-- PROBLEM --
Without the pictures, write out all the lines below exactly as they appear.

Recorded data:
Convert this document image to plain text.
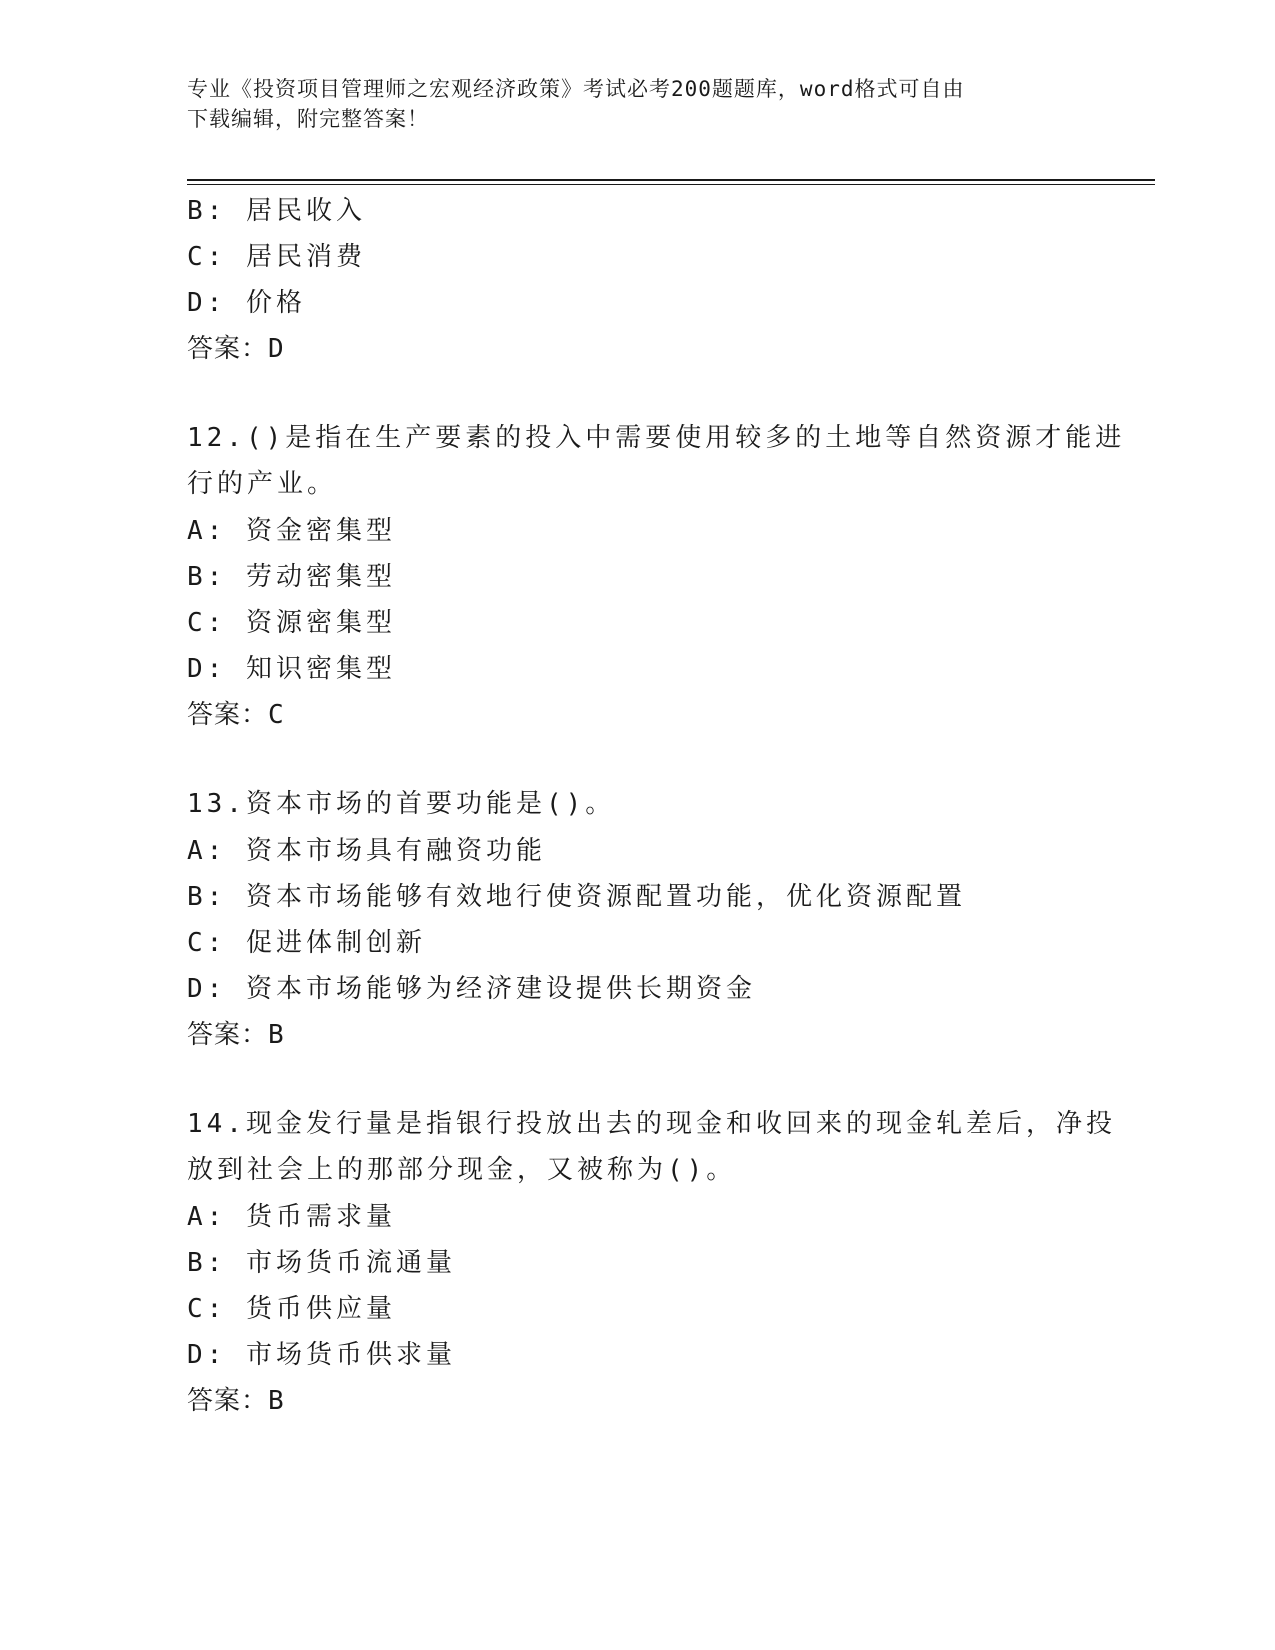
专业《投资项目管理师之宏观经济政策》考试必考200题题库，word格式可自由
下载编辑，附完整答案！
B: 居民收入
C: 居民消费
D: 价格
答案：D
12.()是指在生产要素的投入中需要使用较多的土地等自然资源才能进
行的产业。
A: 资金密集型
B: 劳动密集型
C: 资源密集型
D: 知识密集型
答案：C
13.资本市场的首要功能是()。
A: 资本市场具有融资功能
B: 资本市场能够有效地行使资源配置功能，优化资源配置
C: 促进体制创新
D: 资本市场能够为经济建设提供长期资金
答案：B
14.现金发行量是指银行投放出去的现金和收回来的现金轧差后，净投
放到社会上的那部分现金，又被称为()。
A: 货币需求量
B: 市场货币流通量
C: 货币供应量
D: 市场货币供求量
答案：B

-- FINAL RESULT --
Convert this document image to plain text.
专业《投资项目管理师之宏观经济政策》考试必考200题题库，word格式可自由
下载编辑，附完整答案！
B: 居民收入
C: 居民消费
D: 价格
答案：D
12.()是指在生产要素的投入中需要使用较多的土地等自然资源才能进
行的产业。
A: 资金密集型
B: 劳动密集型
C: 资源密集型
D: 知识密集型
答案：C
13.资本市场的首要功能是()。
A: 资本市场具有融资功能
B: 资本市场能够有效地行使资源配置功能，优化资源配置
C: 促进体制创新
D: 资本市场能够为经济建设提供长期资金
答案：B
14.现金发行量是指银行投放出去的现金和收回来的现金轧差后，净投
放到社会上的那部分现金，又被称为()。
A: 货币需求量
B: 市场货币流通量
C: 货币供应量
D: 市场货币供求量
答案：B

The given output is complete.